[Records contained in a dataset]
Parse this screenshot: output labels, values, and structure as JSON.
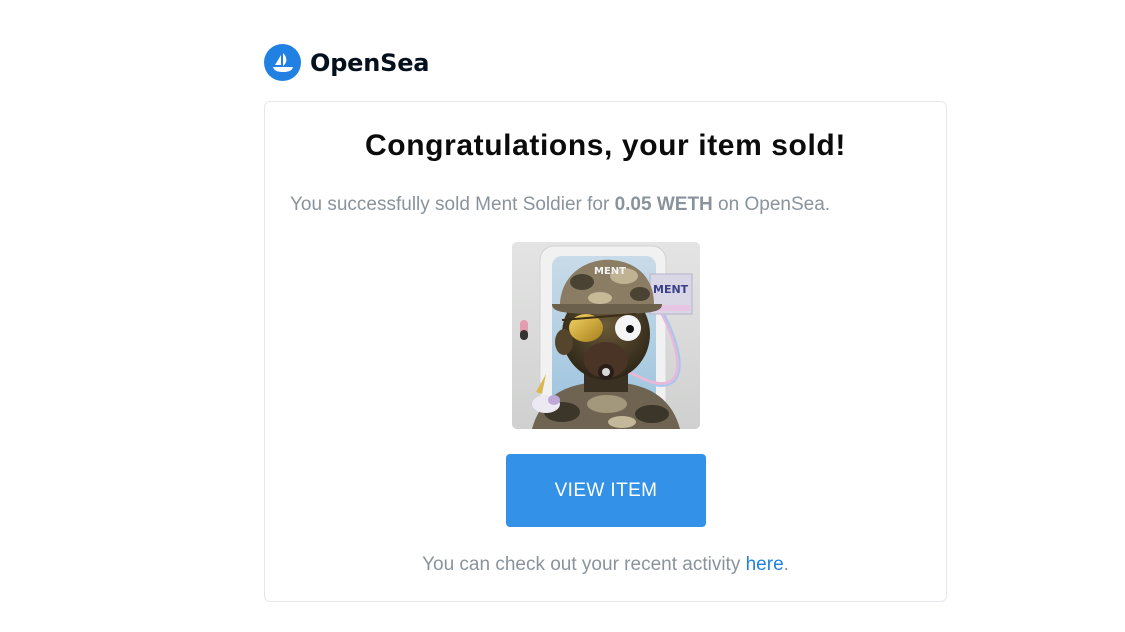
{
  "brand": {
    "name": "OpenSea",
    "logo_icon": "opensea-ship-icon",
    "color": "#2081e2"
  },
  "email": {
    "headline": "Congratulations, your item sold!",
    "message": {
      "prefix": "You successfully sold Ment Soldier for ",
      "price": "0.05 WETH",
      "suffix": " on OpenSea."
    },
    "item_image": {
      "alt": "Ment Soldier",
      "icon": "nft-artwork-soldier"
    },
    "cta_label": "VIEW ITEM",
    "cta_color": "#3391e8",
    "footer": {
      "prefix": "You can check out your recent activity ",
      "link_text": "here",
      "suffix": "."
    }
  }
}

## DIRECTIONS:
Pull out every line of the entries that includes the word "your".

## REPLY TO THE TASK:
    "headline": "Congratulations, your item sold!",
      "prefix": "You can check out your recent activity ",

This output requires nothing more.